_TASK OBJECTIVE_
Filter the records below and copy every line containing the word "values".

_EXTRACTED INFORMATION_
══════

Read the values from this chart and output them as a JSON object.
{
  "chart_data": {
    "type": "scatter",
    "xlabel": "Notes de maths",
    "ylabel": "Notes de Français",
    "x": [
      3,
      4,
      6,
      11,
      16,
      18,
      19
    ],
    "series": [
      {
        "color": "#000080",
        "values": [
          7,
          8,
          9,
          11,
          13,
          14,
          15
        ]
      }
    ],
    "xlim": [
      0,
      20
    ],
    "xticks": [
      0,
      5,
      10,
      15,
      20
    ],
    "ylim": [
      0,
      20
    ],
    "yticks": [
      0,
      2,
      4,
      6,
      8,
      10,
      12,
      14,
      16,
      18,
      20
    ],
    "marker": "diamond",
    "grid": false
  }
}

══════

_COMPLETE ANSWER_
Read the values from this chart and output them as a JSON object.
        "values": [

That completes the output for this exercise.